- WHAT YOU HAVE TO DO
Transcribe all of the records precisely as they are presented.

- RECORDS FOR THE EXERCISE
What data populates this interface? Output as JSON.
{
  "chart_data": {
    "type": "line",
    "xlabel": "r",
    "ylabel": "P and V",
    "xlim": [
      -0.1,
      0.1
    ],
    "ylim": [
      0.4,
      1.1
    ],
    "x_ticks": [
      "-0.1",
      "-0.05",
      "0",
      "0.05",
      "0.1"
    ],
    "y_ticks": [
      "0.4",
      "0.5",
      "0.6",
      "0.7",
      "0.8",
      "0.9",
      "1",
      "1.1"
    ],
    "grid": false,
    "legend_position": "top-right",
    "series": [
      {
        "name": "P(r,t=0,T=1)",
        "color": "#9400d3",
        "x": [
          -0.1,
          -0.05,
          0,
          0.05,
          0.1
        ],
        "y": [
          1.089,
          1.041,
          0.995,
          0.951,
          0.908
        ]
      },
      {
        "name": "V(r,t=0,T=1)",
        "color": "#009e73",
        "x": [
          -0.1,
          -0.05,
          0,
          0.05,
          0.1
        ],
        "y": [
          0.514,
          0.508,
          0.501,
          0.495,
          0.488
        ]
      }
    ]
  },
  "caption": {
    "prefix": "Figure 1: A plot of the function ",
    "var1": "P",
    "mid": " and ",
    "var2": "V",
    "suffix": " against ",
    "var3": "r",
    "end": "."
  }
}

- RESPONSE FOR THIS EXERCISE
What data populates this interface? Output as JSON.
{
  "chart_data": {
    "type": "line",
    "xlabel": "r",
    "ylabel": "P and V",
    "xlim": [
      -0.1,
      0.1
    ],
    "ylim": [
      0.4,
      1.1
    ],
    "x_ticks": [
      "-0.1",
      "-0.05",
      "0",
      "0.05",
      "0.1"
    ],
    "y_ticks": [
      "0.4",
      "0.5",
      "0.6",
      "0.7",
      "0.8",
      "0.9",
      "1",
      "1.1"
    ],
    "grid": false,
    "legend_position": "top-right",
    "series": [
      {
        "name": "P(r,t=0,T=1)",
        "color": "#9400d3",
        "x": [
          -0.1,
          -0.05,
          0,
          0.05,
          0.1
        ],
        "y": [
          1.089,
          1.041,
          0.995,
          0.951,
          0.908
        ]
      },
      {
        "name": "V(r,t=0,T=1)",
        "color": "#009e73",
        "x": [
          -0.1,
          -0.05,
          0,
          0.05,
          0.1
        ],
        "y": [
          0.514,
          0.508,
          0.501,
          0.495,
          0.488
        ]
      }
    ]
  },
  "caption": {
    "prefix": "Figure 1: A plot of the function ",
    "var1": "P",
    "mid": " and ",
    "var2": "V",
    "suffix": " against ",
    "var3": "r",
    "end": "."
  }
}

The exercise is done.